### [Task description]
Could every line of the data be printed exactly as it reads?

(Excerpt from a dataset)
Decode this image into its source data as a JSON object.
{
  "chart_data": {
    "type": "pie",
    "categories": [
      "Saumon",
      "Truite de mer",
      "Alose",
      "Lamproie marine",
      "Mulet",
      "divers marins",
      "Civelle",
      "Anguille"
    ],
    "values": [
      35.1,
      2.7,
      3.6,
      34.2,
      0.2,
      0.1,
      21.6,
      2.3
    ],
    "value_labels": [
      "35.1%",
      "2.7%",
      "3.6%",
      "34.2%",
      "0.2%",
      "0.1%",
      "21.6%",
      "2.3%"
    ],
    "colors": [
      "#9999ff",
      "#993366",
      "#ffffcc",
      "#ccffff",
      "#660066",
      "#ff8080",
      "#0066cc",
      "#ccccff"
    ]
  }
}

### [Task solution]
Decode this image into its source data as a JSON object.
{
  "chart_data": {
    "type": "pie",
    "categories": [
      "Saumon",
      "Truite de mer",
      "Alose",
      "Lamproie marine",
      "Mulet",
      "divers marins",
      "Civelle",
      "Anguille"
    ],
    "values": [
      35.1,
      2.7,
      3.6,
      34.2,
      0.2,
      0.1,
      21.6,
      2.3
    ],
    "value_labels": [
      "35.1%",
      "2.7%",
      "3.6%",
      "34.2%",
      "0.2%",
      "0.1%",
      "21.6%",
      "2.3%"
    ],
    "colors": [
      "#9999ff",
      "#993366",
      "#ffffcc",
      "#ccffff",
      "#660066",
      "#ff8080",
      "#0066cc",
      "#ccccff"
    ]
  }
}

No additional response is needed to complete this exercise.